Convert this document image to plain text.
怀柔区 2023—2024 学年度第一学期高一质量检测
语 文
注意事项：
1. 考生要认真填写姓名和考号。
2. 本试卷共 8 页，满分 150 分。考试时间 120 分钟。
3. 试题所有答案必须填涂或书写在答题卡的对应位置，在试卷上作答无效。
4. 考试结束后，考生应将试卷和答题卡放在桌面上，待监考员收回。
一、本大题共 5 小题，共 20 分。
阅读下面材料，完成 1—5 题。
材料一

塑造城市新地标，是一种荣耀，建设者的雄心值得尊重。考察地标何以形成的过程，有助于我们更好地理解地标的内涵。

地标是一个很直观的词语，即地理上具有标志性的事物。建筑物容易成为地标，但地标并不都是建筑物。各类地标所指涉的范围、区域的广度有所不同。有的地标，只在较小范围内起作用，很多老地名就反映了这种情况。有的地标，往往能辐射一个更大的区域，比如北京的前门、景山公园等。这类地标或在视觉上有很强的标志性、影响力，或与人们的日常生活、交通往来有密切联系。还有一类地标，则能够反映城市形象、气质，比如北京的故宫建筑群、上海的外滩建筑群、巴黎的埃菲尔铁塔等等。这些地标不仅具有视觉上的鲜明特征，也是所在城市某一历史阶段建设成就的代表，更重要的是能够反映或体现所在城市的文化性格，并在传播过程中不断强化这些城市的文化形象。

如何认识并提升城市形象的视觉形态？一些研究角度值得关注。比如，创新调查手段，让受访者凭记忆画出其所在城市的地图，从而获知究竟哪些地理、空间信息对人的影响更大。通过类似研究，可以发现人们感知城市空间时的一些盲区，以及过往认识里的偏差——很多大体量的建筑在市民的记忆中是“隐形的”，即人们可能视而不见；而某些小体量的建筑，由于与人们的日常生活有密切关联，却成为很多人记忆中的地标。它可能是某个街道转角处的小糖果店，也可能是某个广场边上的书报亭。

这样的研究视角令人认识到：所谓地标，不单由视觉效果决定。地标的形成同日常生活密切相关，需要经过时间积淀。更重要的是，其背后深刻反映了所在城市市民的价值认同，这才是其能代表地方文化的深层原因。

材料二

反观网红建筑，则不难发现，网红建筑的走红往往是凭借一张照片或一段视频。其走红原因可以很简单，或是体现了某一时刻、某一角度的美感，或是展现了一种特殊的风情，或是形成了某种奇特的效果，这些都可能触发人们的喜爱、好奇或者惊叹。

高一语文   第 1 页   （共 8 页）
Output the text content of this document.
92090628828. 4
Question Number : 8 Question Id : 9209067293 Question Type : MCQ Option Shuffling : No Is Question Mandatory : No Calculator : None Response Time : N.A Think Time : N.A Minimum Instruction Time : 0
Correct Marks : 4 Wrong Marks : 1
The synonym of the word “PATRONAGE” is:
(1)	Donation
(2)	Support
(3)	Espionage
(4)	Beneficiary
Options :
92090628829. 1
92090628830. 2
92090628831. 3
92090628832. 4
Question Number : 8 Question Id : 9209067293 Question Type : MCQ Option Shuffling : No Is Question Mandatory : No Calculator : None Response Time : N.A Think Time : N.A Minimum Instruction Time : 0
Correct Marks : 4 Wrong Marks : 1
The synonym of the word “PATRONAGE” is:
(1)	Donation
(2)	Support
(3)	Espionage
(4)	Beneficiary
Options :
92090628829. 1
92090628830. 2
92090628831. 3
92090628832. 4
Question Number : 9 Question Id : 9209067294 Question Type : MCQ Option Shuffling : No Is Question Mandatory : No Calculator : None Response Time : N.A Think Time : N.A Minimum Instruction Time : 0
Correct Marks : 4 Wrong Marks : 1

> Short task:
Return the lines beginning at the one that contains "Output the text content of this document." and continuing through the last line of the data, exactly as they stand and without any others.

> Exercise output:
Output the text content of this document.
92090628828. 4
Question Number : 8 Question Id : 9209067293 Question Type : MCQ Option Shuffling : No Is Question Mandatory : No Calculator : None Response Time : N.A Think Time : N.A Minimum Instruction Time : 0
Correct Marks : 4 Wrong Marks : 1
The synonym of the word “PATRONAGE” is:
(1)	Donation
(2)	Support
(3)	Espionage
(4)	Beneficiary
Options :
92090628829. 1
92090628830. 2
92090628831. 3
92090628832. 4
Question Number : 8 Question Id : 9209067293 Question Type : MCQ Option Shuffling : No Is Question Mandatory : No Calculator : None Response Time : N.A Think Time : N.A Minimum Instruction Time : 0
Correct Marks : 4 Wrong Marks : 1
The synonym of the word “PATRONAGE” is:
(1)	Donation
(2)	Support
(3)	Espionage
(4)	Beneficiary
Options :
92090628829. 1
92090628830. 2
92090628831. 3
92090628832. 4
Question Number : 9 Question Id : 9209067294 Question Type : MCQ Option Shuffling : No Is Question Mandatory : No Calculator : None Response Time : N.A Think Time : N.A Minimum Instruction Time : 0
Correct Marks : 4 Wrong Marks : 1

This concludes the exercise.